(Data supplied)
--------------------

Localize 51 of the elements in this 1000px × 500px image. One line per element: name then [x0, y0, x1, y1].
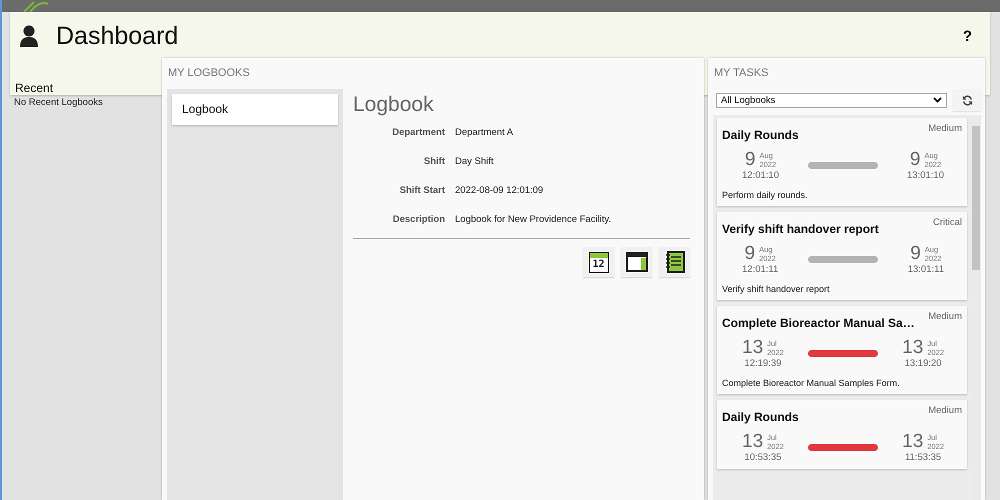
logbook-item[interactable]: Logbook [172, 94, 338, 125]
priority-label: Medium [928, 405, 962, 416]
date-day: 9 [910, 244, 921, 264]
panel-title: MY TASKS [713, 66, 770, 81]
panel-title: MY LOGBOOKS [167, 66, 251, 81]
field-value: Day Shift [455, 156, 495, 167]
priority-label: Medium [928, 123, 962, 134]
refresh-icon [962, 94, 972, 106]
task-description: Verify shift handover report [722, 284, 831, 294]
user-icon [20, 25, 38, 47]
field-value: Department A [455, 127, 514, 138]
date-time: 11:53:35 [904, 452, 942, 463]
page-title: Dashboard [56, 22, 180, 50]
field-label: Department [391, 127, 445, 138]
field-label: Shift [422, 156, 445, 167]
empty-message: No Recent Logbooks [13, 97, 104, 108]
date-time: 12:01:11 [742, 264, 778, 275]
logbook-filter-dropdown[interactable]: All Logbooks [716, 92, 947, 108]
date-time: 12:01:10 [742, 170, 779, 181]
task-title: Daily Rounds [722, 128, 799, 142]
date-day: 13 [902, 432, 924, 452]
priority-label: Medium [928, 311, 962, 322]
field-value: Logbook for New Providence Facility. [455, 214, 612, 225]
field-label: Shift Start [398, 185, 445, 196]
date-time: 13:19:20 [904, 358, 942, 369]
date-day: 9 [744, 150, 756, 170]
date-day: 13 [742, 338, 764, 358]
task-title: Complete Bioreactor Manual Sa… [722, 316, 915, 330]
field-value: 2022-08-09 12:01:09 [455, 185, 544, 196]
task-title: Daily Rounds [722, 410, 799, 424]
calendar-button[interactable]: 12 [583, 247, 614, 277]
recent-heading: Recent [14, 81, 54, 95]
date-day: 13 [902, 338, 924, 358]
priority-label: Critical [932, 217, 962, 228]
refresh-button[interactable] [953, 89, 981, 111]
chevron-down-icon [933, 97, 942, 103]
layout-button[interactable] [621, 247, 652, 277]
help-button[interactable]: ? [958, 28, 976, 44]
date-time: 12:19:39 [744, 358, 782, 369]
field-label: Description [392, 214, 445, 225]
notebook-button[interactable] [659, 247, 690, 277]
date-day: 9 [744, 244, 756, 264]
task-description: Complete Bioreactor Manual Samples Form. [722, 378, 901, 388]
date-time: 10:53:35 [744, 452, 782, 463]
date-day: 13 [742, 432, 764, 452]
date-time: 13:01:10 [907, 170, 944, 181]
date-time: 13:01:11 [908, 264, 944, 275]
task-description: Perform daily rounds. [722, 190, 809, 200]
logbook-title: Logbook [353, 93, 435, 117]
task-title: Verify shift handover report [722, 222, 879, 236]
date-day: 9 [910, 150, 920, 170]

--------------------

(Stated task) Write out all of the material above again, substituting "Normal" for every "Medium" and leaving everything else the same. Leave out the pictures.

(Response to this exercise)
Localize 51 of the elements in this 1000px × 500px image. One line per element: name then [x0, y0, x1, y1].
logbook-item[interactable]: Logbook [172, 94, 338, 125]
priority-label: Normal [928, 405, 962, 416]
date-day: 9 [910, 244, 921, 264]
panel-title: MY TASKS [713, 66, 770, 81]
panel-title: MY LOGBOOKS [167, 66, 251, 81]
field-value: Day Shift [455, 156, 495, 167]
priority-label: Normal [928, 123, 962, 134]
refresh-icon [962, 94, 972, 106]
task-description: Verify shift handover report [722, 284, 831, 294]
user-icon [20, 25, 38, 47]
field-value: Department A [455, 127, 514, 138]
date-time: 11:53:35 [904, 452, 942, 463]
page-title: Dashboard [56, 22, 180, 50]
field-label: Department [391, 127, 445, 138]
field-label: Shift [422, 156, 445, 167]
empty-message: No Recent Logbooks [13, 97, 104, 108]
date-time: 12:01:11 [742, 264, 778, 275]
logbook-filter-dropdown[interactable]: All Logbooks [716, 92, 947, 108]
date-time: 12:01:10 [742, 170, 779, 181]
task-title: Daily Rounds [722, 128, 799, 142]
date-day: 13 [902, 432, 924, 452]
priority-label: Normal [928, 311, 962, 322]
field-value: Logbook for New Providence Facility. [455, 214, 612, 225]
field-label: Shift Start [398, 185, 445, 196]
date-time: 13:19:20 [904, 358, 942, 369]
date-day: 9 [744, 150, 756, 170]
date-day: 13 [742, 338, 764, 358]
task-title: Complete Bioreactor Manual Sa… [722, 316, 915, 330]
field-value: 2022-08-09 12:01:09 [455, 185, 544, 196]
task-title: Daily Rounds [722, 410, 799, 424]
calendar-button[interactable]: 12 [583, 247, 614, 277]
recent-heading: Recent [14, 81, 54, 95]
date-day: 13 [902, 338, 924, 358]
priority-label: Critical [932, 217, 962, 228]
refresh-button[interactable] [953, 89, 981, 111]
chevron-down-icon [933, 97, 942, 103]
layout-button[interactable] [621, 247, 652, 277]
help-button[interactable]: ? [958, 28, 976, 44]
date-time: 12:19:39 [744, 358, 782, 369]
field-label: Description [392, 214, 445, 225]
notebook-button[interactable] [659, 247, 690, 277]
date-day: 9 [744, 244, 756, 264]
task-description: Complete Bioreactor Manual Samples Form. [722, 378, 901, 388]
date-time: 10:53:35 [744, 452, 782, 463]
date-day: 13 [742, 432, 764, 452]
date-time: 13:01:10 [907, 170, 944, 181]
date-time: 13:01:11 [908, 264, 944, 275]
task-description: Perform daily rounds. [722, 190, 809, 200]
logbook-title: Logbook [353, 93, 435, 117]
task-title: Verify shift handover report [722, 222, 879, 236]
date-day: 9 [910, 150, 920, 170]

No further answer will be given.